What is being asked
Scan the entries below. List each line with "bottom".

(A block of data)
--- --- ---

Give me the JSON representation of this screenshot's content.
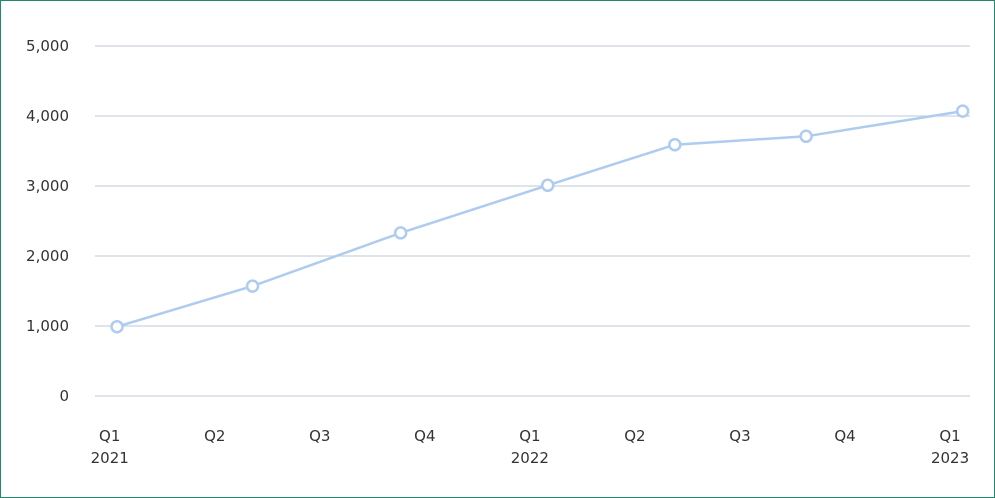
{
  "chart_data": {
    "type": "line",
    "x": [
      0.07,
      1.36,
      2.77,
      4.17,
      5.38,
      6.63,
      8.12
    ],
    "series": [
      {
        "color": "#aecbf0",
        "values": [
          990,
          1570,
          2330,
          3010,
          3590,
          3710,
          4070
        ]
      }
    ],
    "xlim": [
      -0.14,
      8.19
    ],
    "xticks": [
      {
        "value": 0,
        "label": "Q1 2021"
      },
      {
        "value": 1,
        "label": "Q2"
      },
      {
        "value": 2,
        "label": "Q3"
      },
      {
        "value": 3,
        "label": "Q4"
      },
      {
        "value": 4,
        "label": "Q1 2022"
      },
      {
        "value": 5,
        "label": "Q2"
      },
      {
        "value": 6,
        "label": "Q3"
      },
      {
        "value": 7,
        "label": "Q4"
      },
      {
        "value": 8,
        "label": "Q1 2023"
      }
    ],
    "ylim": [
      0,
      5000
    ],
    "yticks": [
      0,
      {
        "value": 1000,
        "label": "1,000"
      },
      {
        "value": 2000,
        "label": "2,000"
      },
      {
        "value": 3000,
        "label": "3,000"
      },
      {
        "value": 4000,
        "label": "4,000"
      },
      {
        "value": 5000,
        "label": "5,000"
      }
    ],
    "grid": true
  }
}
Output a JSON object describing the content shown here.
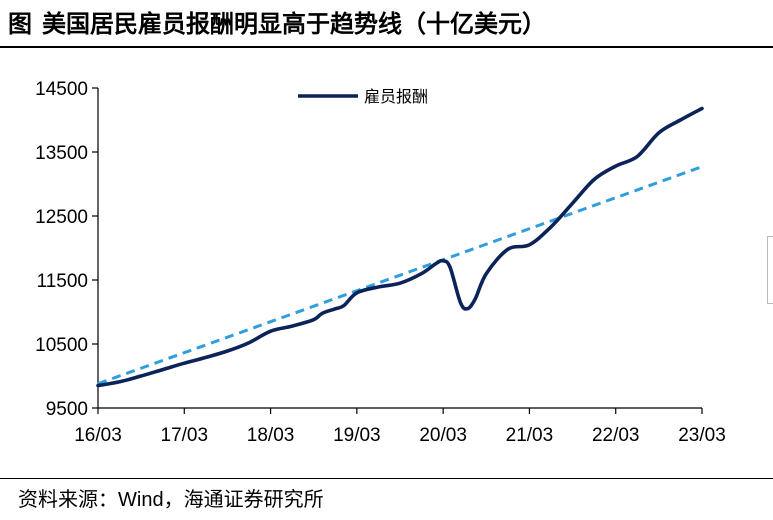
{
  "title": {
    "prefix": "图",
    "text": "美国居民雇员报酬明显高于趋势线（十亿美元）"
  },
  "source": {
    "label": "资料来源：",
    "text": "Wind，海通证券研究所"
  },
  "colors": {
    "series": "#0b2358",
    "trend": "#2e9fdc",
    "axis": "#000000"
  },
  "chart_data": {
    "type": "line",
    "title": "美国居民雇员报酬明显高于趋势线（十亿美元）",
    "xlabel": "",
    "ylabel": "",
    "ylim": [
      9500,
      14500
    ],
    "yticks": [
      9500,
      10500,
      11500,
      12500,
      13500,
      14500
    ],
    "xlim": [
      2016.0,
      2023.0
    ],
    "xticks": [
      2016.0,
      2017.0,
      2018.0,
      2019.0,
      2020.0,
      2021.0,
      2022.0,
      2023.0
    ],
    "xtick_labels": [
      "16/03",
      "17/03",
      "18/03",
      "19/03",
      "20/03",
      "21/03",
      "22/03",
      "23/03"
    ],
    "legend": {
      "position": "top-center",
      "entries": [
        "雇员报酬"
      ]
    },
    "grid": false,
    "series": [
      {
        "name": "雇员报酬",
        "style": "solid",
        "points": [
          [
            2016.0,
            9850
          ],
          [
            2016.25,
            9910
          ],
          [
            2016.5,
            10000
          ],
          [
            2016.75,
            10100
          ],
          [
            2017.0,
            10200
          ],
          [
            2017.25,
            10290
          ],
          [
            2017.5,
            10390
          ],
          [
            2017.75,
            10520
          ],
          [
            2018.0,
            10700
          ],
          [
            2018.25,
            10780
          ],
          [
            2018.5,
            10880
          ],
          [
            2018.6,
            10980
          ],
          [
            2018.75,
            11050
          ],
          [
            2018.85,
            11100
          ],
          [
            2019.0,
            11300
          ],
          [
            2019.25,
            11390
          ],
          [
            2019.5,
            11450
          ],
          [
            2019.75,
            11600
          ],
          [
            2019.92,
            11760
          ],
          [
            2020.0,
            11800
          ],
          [
            2020.08,
            11700
          ],
          [
            2020.2,
            11150
          ],
          [
            2020.28,
            11050
          ],
          [
            2020.37,
            11200
          ],
          [
            2020.5,
            11600
          ],
          [
            2020.75,
            11980
          ],
          [
            2021.0,
            12050
          ],
          [
            2021.25,
            12330
          ],
          [
            2021.5,
            12700
          ],
          [
            2021.75,
            13070
          ],
          [
            2022.0,
            13280
          ],
          [
            2022.25,
            13430
          ],
          [
            2022.5,
            13800
          ],
          [
            2022.75,
            14000
          ],
          [
            2023.0,
            14180
          ]
        ]
      },
      {
        "name": "趋势线",
        "style": "dashed",
        "points": [
          [
            2016.0,
            9880
          ],
          [
            2023.0,
            13270
          ]
        ]
      }
    ]
  }
}
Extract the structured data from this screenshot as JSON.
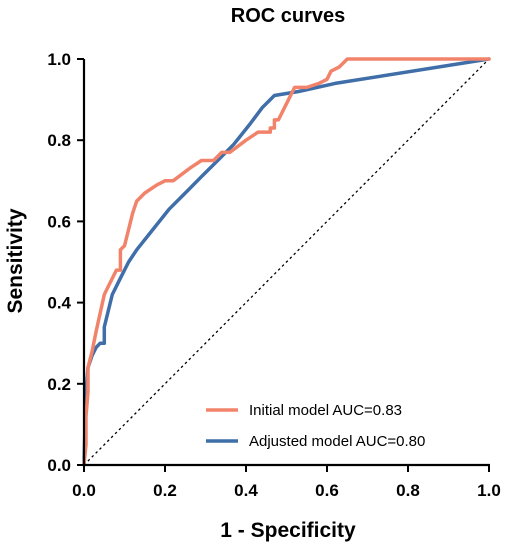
{
  "chart_data": {
    "type": "line",
    "title": "ROC curves",
    "xlabel": "1 - Specificity",
    "ylabel": "Sensitivity",
    "xlim": [
      0,
      1
    ],
    "ylim": [
      0,
      1
    ],
    "xticks": [
      "0.0",
      "0.2",
      "0.4",
      "0.6",
      "0.8",
      "1.0"
    ],
    "yticks": [
      "0.0",
      "0.2",
      "0.4",
      "0.6",
      "0.8",
      "1.0"
    ],
    "grid": false,
    "legend_position": "bottom-right",
    "reference_line": "diagonal dotted",
    "series": [
      {
        "name": "Initial model AUC=0.83",
        "color": "#f2836b",
        "x": [
          0,
          0.005,
          0.005,
          0.01,
          0.01,
          0.02,
          0.03,
          0.05,
          0.06,
          0.08,
          0.09,
          0.09,
          0.1,
          0.11,
          0.12,
          0.13,
          0.15,
          0.18,
          0.2,
          0.22,
          0.26,
          0.29,
          0.32,
          0.34,
          0.36,
          0.4,
          0.43,
          0.46,
          0.46,
          0.47,
          0.47,
          0.48,
          0.5,
          0.52,
          0.53,
          0.55,
          0.58,
          0.6,
          0.61,
          0.63,
          0.65,
          1.0
        ],
        "y": [
          0,
          0.05,
          0.12,
          0.18,
          0.24,
          0.28,
          0.33,
          0.42,
          0.44,
          0.48,
          0.48,
          0.53,
          0.54,
          0.58,
          0.62,
          0.65,
          0.67,
          0.69,
          0.7,
          0.7,
          0.73,
          0.75,
          0.75,
          0.77,
          0.77,
          0.8,
          0.82,
          0.82,
          0.83,
          0.83,
          0.85,
          0.85,
          0.89,
          0.93,
          0.93,
          0.93,
          0.94,
          0.95,
          0.97,
          0.98,
          1.0,
          1.0
        ]
      },
      {
        "name": "Adjusted model AUC=0.80",
        "color": "#3f6ea8",
        "x": [
          0,
          0.002,
          0.005,
          0.01,
          0.02,
          0.03,
          0.04,
          0.05,
          0.05,
          0.06,
          0.07,
          0.09,
          0.11,
          0.13,
          0.17,
          0.21,
          0.25,
          0.29,
          0.33,
          0.37,
          0.41,
          0.44,
          0.47,
          0.53,
          0.62,
          1.0
        ],
        "y": [
          0,
          0.08,
          0.18,
          0.24,
          0.27,
          0.29,
          0.3,
          0.3,
          0.34,
          0.38,
          0.42,
          0.46,
          0.5,
          0.53,
          0.58,
          0.63,
          0.67,
          0.71,
          0.75,
          0.79,
          0.84,
          0.88,
          0.91,
          0.92,
          0.94,
          1.0
        ]
      }
    ]
  }
}
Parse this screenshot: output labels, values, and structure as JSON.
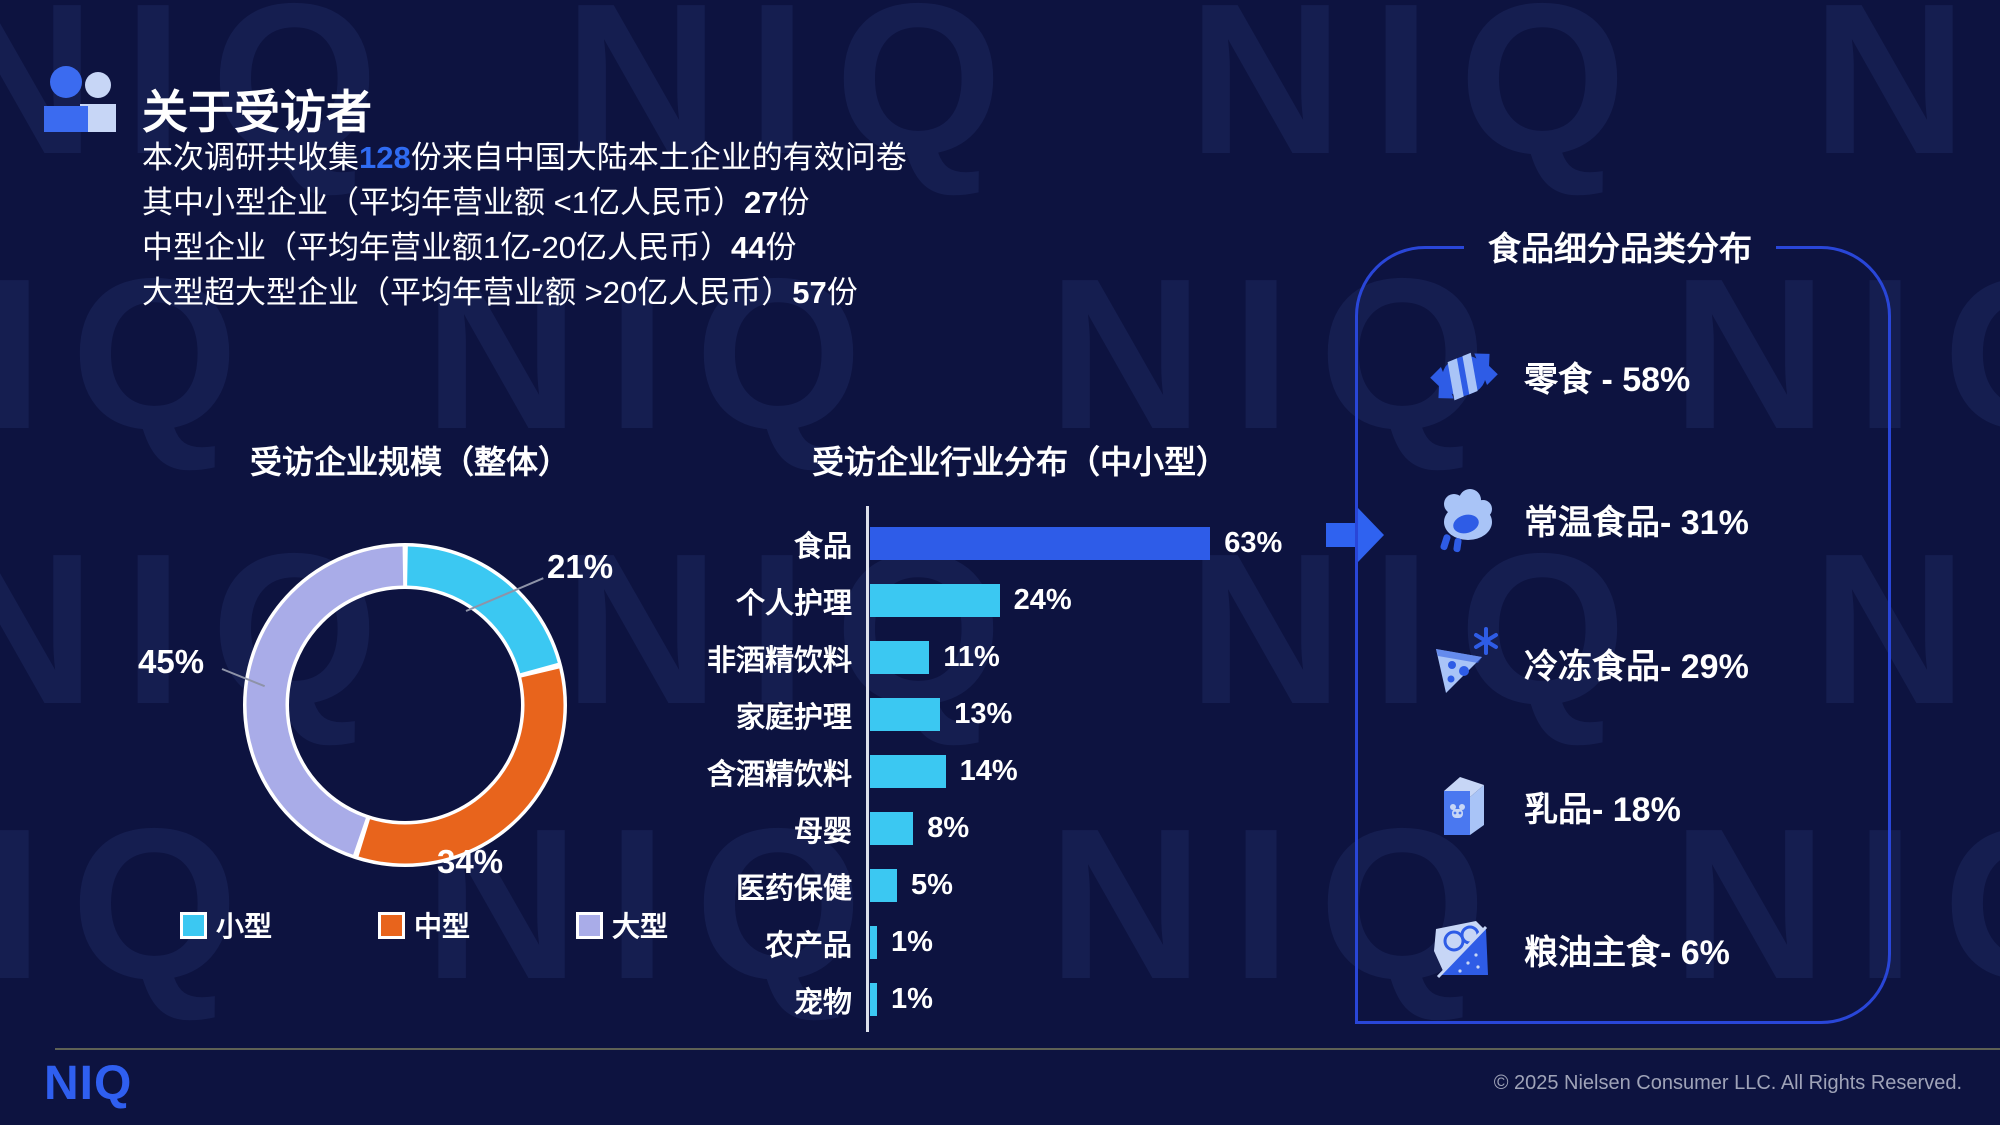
{
  "background": {
    "watermark_word": "NIQ",
    "watermark_row": "NIQ NIQ NIQ NIQ NIQ NIQ"
  },
  "header": {
    "title": "关于受访者"
  },
  "intro": {
    "line1_prefix": "本次调研共收集",
    "line1_highlight": "128",
    "line1_suffix": "份来自中国大陆本土企业的有效问卷",
    "line2_prefix": "其中小型企业（平均年营业额 <1亿人民币）",
    "line2_count": "27",
    "line2_unit": "份",
    "line3_prefix": "中型企业（平均年营业额1亿-20亿人民币）",
    "line3_count": "44",
    "line3_unit": "份",
    "line4_prefix": "大型超大型企业（平均年营业额 >20亿人民币）",
    "line4_count": "57",
    "line4_unit": "份"
  },
  "chart_data": [
    {
      "type": "pie",
      "donut": true,
      "title": "受访企业规模（整体）",
      "labels": [
        "小型",
        "中型",
        "大型"
      ],
      "values": [
        21,
        34,
        45
      ],
      "value_labels": [
        "21%",
        "34%",
        "45%"
      ],
      "colors": [
        "#3BC8F2",
        "#E8641C",
        "#A9ACE8"
      ],
      "start_angle_deg": 0,
      "direction": "clockwise",
      "legend_position": "bottom"
    },
    {
      "type": "bar",
      "orientation": "horizontal",
      "title": "受访企业行业分布（中小型）",
      "categories": [
        "食品",
        "个人护理",
        "非酒精饮料",
        "家庭护理",
        "含酒精饮料",
        "母婴",
        "医药保健",
        "农产品",
        "宠物"
      ],
      "values": [
        63,
        24,
        11,
        13,
        14,
        8,
        5,
        1,
        1
      ],
      "values_display": [
        "63%",
        "24%",
        "11%",
        "13%",
        "14%",
        "8%",
        "5%",
        "1%",
        "1%"
      ],
      "bar_colors": [
        "#2E5CE8",
        "#3BC8F2",
        "#3BC8F2",
        "#3BC8F2",
        "#3BC8F2",
        "#3BC8F2",
        "#3BC8F2",
        "#3BC8F2",
        "#3BC8F2"
      ],
      "xlim": [
        0,
        63
      ],
      "grid": false
    },
    {
      "type": "table",
      "title": "食品细分品类分布",
      "categories": [
        "零食",
        "常温食品",
        "冷冻食品",
        "乳品",
        "粮油主食"
      ],
      "values": [
        58,
        31,
        29,
        18,
        6
      ],
      "display": [
        "零食 - 58%",
        "常温食品- 31%",
        "冷冻食品- 29%",
        "乳品- 18%",
        "粮油主食- 6%"
      ],
      "icons": [
        "candy-icon",
        "roast-poultry-icon",
        "frozen-pizza-icon",
        "milk-carton-icon",
        "grain-staples-icon"
      ]
    }
  ],
  "colors": {
    "background": "#0D1340",
    "accent_blue": "#2F62F0",
    "bar_blue": "#2E5CE8",
    "cyan": "#3BC8F2",
    "orange": "#E8641C",
    "lavender": "#A9ACE8",
    "panel_border": "#2946D8",
    "highlight_number": "#2F6BF2"
  },
  "footer": {
    "logo": "NIQ",
    "copyright": "© 2025 Nielsen Consumer LLC. All Rights Reserved."
  }
}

--- --- ---

Solution to the exercise
    "legend_position": "bottom-right",
      "legend_position": "bottom"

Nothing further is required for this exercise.